» **Dataset items**
■ ■ ■ ■
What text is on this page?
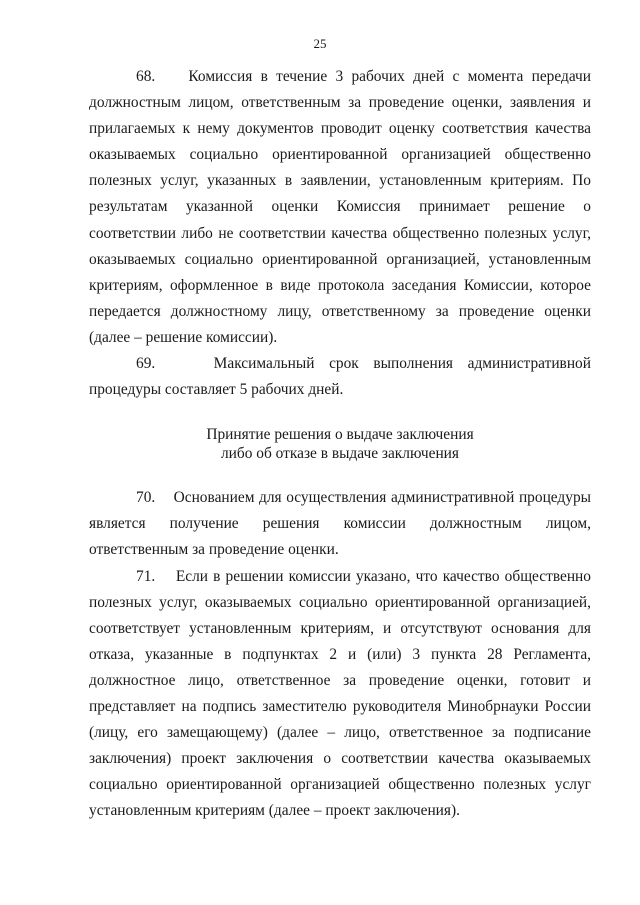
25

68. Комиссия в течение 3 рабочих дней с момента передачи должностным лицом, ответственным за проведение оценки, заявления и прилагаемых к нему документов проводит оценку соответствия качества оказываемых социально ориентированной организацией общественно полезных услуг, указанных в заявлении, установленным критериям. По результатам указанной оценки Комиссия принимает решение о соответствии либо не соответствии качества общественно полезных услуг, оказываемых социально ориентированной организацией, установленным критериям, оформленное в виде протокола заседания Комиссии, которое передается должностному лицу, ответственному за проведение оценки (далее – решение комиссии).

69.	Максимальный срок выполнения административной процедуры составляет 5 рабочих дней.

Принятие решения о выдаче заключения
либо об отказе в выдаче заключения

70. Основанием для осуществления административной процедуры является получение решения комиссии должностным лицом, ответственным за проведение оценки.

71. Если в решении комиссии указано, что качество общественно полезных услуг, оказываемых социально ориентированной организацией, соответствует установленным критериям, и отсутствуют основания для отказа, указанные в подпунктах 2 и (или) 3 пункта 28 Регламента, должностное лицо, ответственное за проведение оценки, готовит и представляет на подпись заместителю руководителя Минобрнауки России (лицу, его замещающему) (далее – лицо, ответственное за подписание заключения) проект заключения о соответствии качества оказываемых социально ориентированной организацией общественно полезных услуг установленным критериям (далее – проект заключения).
■ ■ ■ ■
» **Stated exercise**
Copy the records above exactly, omitting every picture.

» **Written solution**
What text is on this page?
25

68. Комиссия в течение 3 рабочих дней с момента передачи должностным лицом, ответственным за проведение оценки, заявления и прилагаемых к нему документов проводит оценку соответствия качества оказываемых социально ориентированной организацией общественно полезных услуг, указанных в заявлении, установленным критериям. По результатам указанной оценки Комиссия принимает решение о соответствии либо не соответствии качества общественно полезных услуг, оказываемых социально ориентированной организацией, установленным критериям, оформленное в виде протокола заседания Комиссии, которое передается должностному лицу, ответственному за проведение оценки (далее – решение комиссии).

69.	Максимальный срок выполнения административной процедуры составляет 5 рабочих дней.

Принятие решения о выдаче заключения
либо об отказе в выдаче заключения

70. Основанием для осуществления административной процедуры является получение решения комиссии должностным лицом, ответственным за проведение оценки.

71. Если в решении комиссии указано, что качество общественно полезных услуг, оказываемых социально ориентированной организацией, соответствует установленным критериям, и отсутствуют основания для отказа, указанные в подпунктах 2 и (или) 3 пункта 28 Регламента, должностное лицо, ответственное за проведение оценки, готовит и представляет на подпись заместителю руководителя Минобрнауки России (лицу, его замещающему) (далее – лицо, ответственное за подписание заключения) проект заключения о соответствии качества оказываемых социально ориентированной организацией общественно полезных услуг установленным критериям (далее – проект заключения).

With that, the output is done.